• YOUR INSTRUCTIONS: From the entries below, copy every line where the string "παρούσας" appears.

== RECORDS SUPPLIED

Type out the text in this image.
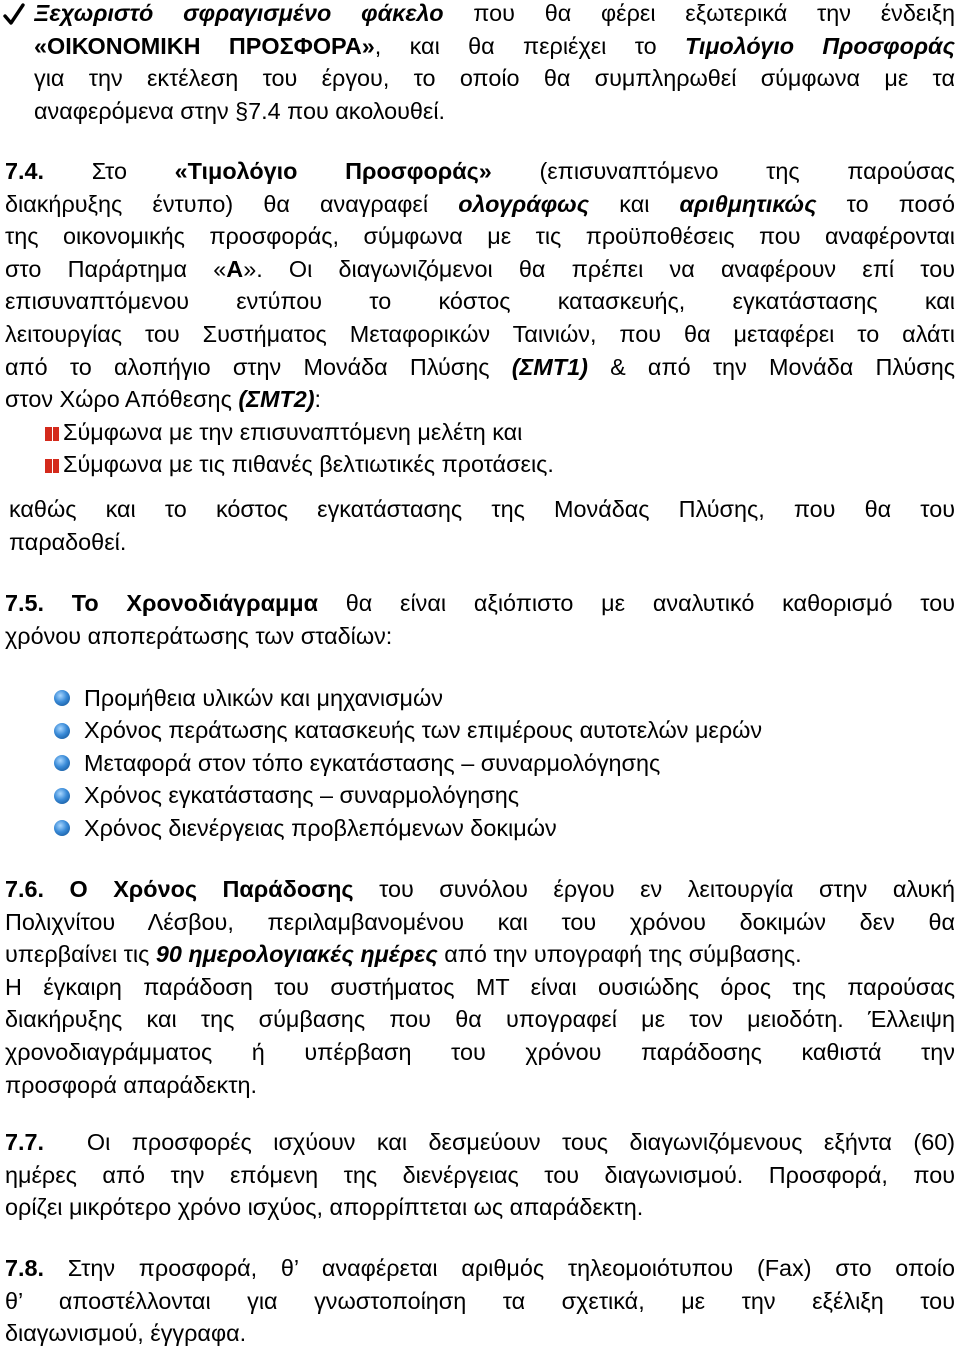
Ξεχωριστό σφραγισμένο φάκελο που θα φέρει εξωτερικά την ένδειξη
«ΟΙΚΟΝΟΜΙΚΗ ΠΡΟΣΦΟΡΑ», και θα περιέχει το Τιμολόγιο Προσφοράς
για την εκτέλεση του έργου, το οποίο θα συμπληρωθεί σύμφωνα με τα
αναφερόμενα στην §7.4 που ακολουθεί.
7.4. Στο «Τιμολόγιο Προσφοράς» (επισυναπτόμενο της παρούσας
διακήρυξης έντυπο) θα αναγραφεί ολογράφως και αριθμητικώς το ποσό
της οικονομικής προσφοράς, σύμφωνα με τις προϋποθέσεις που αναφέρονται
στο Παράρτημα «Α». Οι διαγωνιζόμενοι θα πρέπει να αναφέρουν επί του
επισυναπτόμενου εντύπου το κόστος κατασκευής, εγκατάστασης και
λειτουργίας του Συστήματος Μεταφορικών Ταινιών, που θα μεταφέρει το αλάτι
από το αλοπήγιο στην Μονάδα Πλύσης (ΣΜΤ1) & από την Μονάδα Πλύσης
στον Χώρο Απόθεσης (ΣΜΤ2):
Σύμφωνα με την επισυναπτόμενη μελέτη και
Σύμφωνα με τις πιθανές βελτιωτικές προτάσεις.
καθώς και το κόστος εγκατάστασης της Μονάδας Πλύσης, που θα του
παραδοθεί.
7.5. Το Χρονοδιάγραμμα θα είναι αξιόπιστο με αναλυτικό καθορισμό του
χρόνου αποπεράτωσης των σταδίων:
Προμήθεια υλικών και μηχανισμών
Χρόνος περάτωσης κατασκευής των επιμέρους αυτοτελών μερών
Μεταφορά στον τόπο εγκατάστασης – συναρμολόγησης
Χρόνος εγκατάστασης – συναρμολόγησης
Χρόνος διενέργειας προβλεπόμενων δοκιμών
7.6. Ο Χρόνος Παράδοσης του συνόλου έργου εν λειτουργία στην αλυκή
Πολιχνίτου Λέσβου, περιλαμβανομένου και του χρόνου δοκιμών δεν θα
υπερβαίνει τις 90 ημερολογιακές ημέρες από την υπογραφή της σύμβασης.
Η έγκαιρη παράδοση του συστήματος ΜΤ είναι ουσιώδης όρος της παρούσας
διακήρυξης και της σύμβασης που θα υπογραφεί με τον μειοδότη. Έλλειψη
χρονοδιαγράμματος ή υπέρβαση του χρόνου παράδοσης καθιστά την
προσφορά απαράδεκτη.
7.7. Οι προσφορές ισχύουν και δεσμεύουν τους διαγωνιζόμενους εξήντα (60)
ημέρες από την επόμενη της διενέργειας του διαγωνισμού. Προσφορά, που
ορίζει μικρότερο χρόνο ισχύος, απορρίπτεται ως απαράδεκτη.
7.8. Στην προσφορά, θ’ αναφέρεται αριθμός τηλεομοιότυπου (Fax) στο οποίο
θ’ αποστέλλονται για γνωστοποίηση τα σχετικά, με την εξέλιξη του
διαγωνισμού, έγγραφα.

====

• ANSWER:
7.4. Στο «Τιμολόγιο Προσφοράς» (επισυναπτόμενο της παρούσας
Η έγκαιρη παράδοση του συστήματος ΜΤ είναι ουσιώδης όρος της παρούσας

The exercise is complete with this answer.